▶ ENTRIES
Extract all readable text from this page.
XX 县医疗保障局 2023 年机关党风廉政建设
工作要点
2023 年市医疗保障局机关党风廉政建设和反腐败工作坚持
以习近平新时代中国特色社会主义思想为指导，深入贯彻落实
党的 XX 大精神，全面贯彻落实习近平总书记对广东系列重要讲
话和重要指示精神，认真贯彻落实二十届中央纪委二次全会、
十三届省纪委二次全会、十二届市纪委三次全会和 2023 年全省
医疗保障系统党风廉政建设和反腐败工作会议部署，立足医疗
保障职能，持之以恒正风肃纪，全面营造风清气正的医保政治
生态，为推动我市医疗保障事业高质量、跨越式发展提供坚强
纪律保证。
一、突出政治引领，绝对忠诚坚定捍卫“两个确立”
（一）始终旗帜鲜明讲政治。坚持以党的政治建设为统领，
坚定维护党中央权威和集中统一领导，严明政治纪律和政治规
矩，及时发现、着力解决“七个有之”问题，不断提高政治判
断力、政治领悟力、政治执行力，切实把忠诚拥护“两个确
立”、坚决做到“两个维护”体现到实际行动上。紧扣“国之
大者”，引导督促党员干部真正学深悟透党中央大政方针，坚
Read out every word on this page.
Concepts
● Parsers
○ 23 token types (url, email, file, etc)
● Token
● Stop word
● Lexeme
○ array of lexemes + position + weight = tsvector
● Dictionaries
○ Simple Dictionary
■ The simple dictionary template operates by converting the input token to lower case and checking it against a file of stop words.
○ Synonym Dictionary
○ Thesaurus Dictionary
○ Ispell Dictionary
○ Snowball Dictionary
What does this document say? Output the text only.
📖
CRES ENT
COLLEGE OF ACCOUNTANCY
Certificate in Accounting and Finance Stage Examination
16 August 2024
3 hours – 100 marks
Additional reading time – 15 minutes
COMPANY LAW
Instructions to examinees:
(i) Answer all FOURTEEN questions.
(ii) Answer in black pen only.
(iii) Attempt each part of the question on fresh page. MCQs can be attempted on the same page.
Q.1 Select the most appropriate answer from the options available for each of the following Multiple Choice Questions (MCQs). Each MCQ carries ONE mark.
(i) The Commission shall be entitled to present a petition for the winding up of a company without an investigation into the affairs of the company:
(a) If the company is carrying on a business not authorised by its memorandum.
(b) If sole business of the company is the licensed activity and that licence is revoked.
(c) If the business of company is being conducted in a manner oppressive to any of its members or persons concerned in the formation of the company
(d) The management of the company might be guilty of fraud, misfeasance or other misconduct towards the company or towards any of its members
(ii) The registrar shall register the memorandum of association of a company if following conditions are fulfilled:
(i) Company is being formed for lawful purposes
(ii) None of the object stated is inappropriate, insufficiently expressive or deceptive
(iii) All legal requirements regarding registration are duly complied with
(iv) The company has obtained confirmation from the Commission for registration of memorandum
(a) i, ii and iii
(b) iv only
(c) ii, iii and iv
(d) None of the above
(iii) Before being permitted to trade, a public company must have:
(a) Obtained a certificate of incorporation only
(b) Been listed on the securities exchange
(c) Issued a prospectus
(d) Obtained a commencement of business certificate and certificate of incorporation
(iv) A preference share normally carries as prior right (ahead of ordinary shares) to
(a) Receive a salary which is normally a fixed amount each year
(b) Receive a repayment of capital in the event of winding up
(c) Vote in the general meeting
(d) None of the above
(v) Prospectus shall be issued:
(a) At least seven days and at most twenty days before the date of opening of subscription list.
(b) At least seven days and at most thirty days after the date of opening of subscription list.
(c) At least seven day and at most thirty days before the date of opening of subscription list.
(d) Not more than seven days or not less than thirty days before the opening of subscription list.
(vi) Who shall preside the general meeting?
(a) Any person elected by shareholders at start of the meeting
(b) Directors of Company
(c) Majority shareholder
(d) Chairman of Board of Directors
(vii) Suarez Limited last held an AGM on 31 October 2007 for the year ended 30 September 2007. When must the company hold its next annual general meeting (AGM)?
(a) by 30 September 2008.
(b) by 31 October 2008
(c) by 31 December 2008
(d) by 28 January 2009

▶ WHAT NEEDS TO BE DONE
Return every line of the material exactly.

▶ FULL OUTPUT
Extract all readable text from this page.
XX 县医疗保障局 2023 年机关党风廉政建设
工作要点
2023 年市医疗保障局机关党风廉政建设和反腐败工作坚持
以习近平新时代中国特色社会主义思想为指导，深入贯彻落实
党的 XX 大精神，全面贯彻落实习近平总书记对广东系列重要讲
话和重要指示精神，认真贯彻落实二十届中央纪委二次全会、
十三届省纪委二次全会、十二届市纪委三次全会和 2023 年全省
医疗保障系统党风廉政建设和反腐败工作会议部署，立足医疗
保障职能，持之以恒正风肃纪，全面营造风清气正的医保政治
生态，为推动我市医疗保障事业高质量、跨越式发展提供坚强
纪律保证。
一、突出政治引领，绝对忠诚坚定捍卫“两个确立”
（一）始终旗帜鲜明讲政治。坚持以党的政治建设为统领，
坚定维护党中央权威和集中统一领导，严明政治纪律和政治规
矩，及时发现、着力解决“七个有之”问题，不断提高政治判
断力、政治领悟力、政治执行力，切实把忠诚拥护“两个确
立”、坚决做到“两个维护”体现到实际行动上。紧扣“国之
大者”，引导督促党员干部真正学深悟透党中央大政方针，坚
Read out every word on this page.
Concepts
● Parsers
○ 23 token types (url, email, file, etc)
● Token
● Stop word
● Lexeme
○ array of lexemes + position + weight = tsvector
● Dictionaries
○ Simple Dictionary
■ The simple dictionary template operates by converting the input token to lower case and checking it against a file of stop words.
○ Synonym Dictionary
○ Thesaurus Dictionary
○ Ispell Dictionary
○ Snowball Dictionary
What does this document say? Output the text only.
📖
CRES ENT
COLLEGE OF ACCOUNTANCY
Certificate in Accounting and Finance Stage Examination
16 August 2024
3 hours – 100 marks
Additional reading time – 15 minutes
COMPANY LAW
Instructions to examinees:
(i) Answer all FOURTEEN questions.
(ii) Answer in black pen only.
(iii) Attempt each part of the question on fresh page. MCQs can be attempted on the same page.
Q.1 Select the most appropriate answer from the options available for each of the following Multiple Choice Questions (MCQs). Each MCQ carries ONE mark.
(i) The Commission shall be entitled to present a petition for the winding up of a company without an investigation into the affairs of the company:
(a) If the company is carrying on a business not authorised by its memorandum.
(b) If sole business of the company is the licensed activity and that licence is revoked.
(c) If the business of company is being conducted in a manner oppressive to any of its members or persons concerned in the formation of the company
(d) The management of the company might be guilty of fraud, misfeasance or other misconduct towards the company or towards any of its members
(ii) The registrar shall register the memorandum of association of a company if following conditions are fulfilled:
(i) Company is being formed for lawful purposes
(ii) None of the object stated is inappropriate, insufficiently expressive or deceptive
(iii) All legal requirements regarding registration are duly complied with
(iv) The company has obtained confirmation from the Commission for registration of memorandum
(a) i, ii and iii
(b) iv only
(c) ii, iii and iv
(d) None of the above
(iii) Before being permitted to trade, a public company must have:
(a) Obtained a certificate of incorporation only
(b) Been listed on the securities exchange
(c) Issued a prospectus
(d) Obtained a commencement of business certificate and certificate of incorporation
(iv) A preference share normally carries as prior right (ahead of ordinary shares) to
(a) Receive a salary which is normally a fixed amount each year
(b) Receive a repayment of capital in the event of winding up
(c) Vote in the general meeting
(d) None of the above
(v) Prospectus shall be issued:
(a) At least seven days and at most twenty days before the date of opening of subscription list.
(b) At least seven days and at most thirty days after the date of opening of subscription list.
(c) At least seven day and at most thirty days before the date of opening of subscription list.
(d) Not more than seven days or not less than thirty days before the opening of subscription list.
(vi) Who shall preside the general meeting?
(a) Any person elected by shareholders at start of the meeting
(b) Directors of Company
(c) Majority shareholder
(d) Chairman of Board of Directors
(vii) Suarez Limited last held an AGM on 31 October 2007 for the year ended 30 September 2007. When must the company hold its next annual general meeting (AGM)?
(a) by 30 September 2008.
(b) by 31 October 2008
(c) by 31 December 2008
(d) by 28 January 2009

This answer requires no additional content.